Problem to solve. Nothing in the data should change when you return it, but leave the pictures out.

Exercise inputs.

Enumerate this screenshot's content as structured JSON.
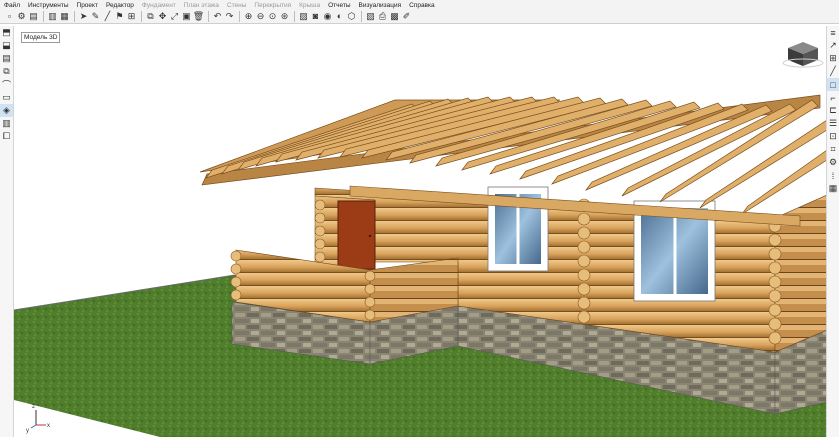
{
  "menu": [
    {
      "label": "Файл",
      "disabled": false
    },
    {
      "label": "Инструменты",
      "disabled": false
    },
    {
      "label": "Проект",
      "disabled": false
    },
    {
      "label": "Редактор",
      "disabled": false
    },
    {
      "label": "Фундамент",
      "disabled": true
    },
    {
      "label": "План этажа",
      "disabled": true
    },
    {
      "label": "Стены",
      "disabled": true
    },
    {
      "label": "Перекрытия",
      "disabled": true
    },
    {
      "label": "Крыша",
      "disabled": true
    },
    {
      "label": "Отчеты",
      "disabled": false
    },
    {
      "label": "Визуализация",
      "disabled": false
    },
    {
      "label": "Справка",
      "disabled": false
    }
  ],
  "viewport": {
    "label": "Модель 3D"
  },
  "axis": {
    "x": "x",
    "y": "y",
    "z": "z"
  },
  "colors": {
    "accent": "#cfe3f5",
    "grass": "#4f7d2c",
    "log": "#d4a05a",
    "door": "#9b3c17"
  }
}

Reply to the exercise.
Enumerate this screenshot's content as structured JSON.
{
  "menu": [
    {
      "label": "Файл",
      "disabled": false
    },
    {
      "label": "Инструменты",
      "disabled": false
    },
    {
      "label": "Проект",
      "disabled": false
    },
    {
      "label": "Редактор",
      "disabled": false
    },
    {
      "label": "Фундамент",
      "disabled": true
    },
    {
      "label": "План этажа",
      "disabled": true
    },
    {
      "label": "Стены",
      "disabled": true
    },
    {
      "label": "Перекрытия",
      "disabled": true
    },
    {
      "label": "Крыша",
      "disabled": true
    },
    {
      "label": "Отчеты",
      "disabled": false
    },
    {
      "label": "Визуализация",
      "disabled": false
    },
    {
      "label": "Справка",
      "disabled": false
    }
  ],
  "viewport": {
    "label": "Модель 3D"
  },
  "axis": {
    "x": "x",
    "y": "y",
    "z": "z"
  },
  "colors": {
    "accent": "#cfe3f5",
    "grass": "#4f7d2c",
    "log": "#d4a05a",
    "door": "#9b3c17"
  }
}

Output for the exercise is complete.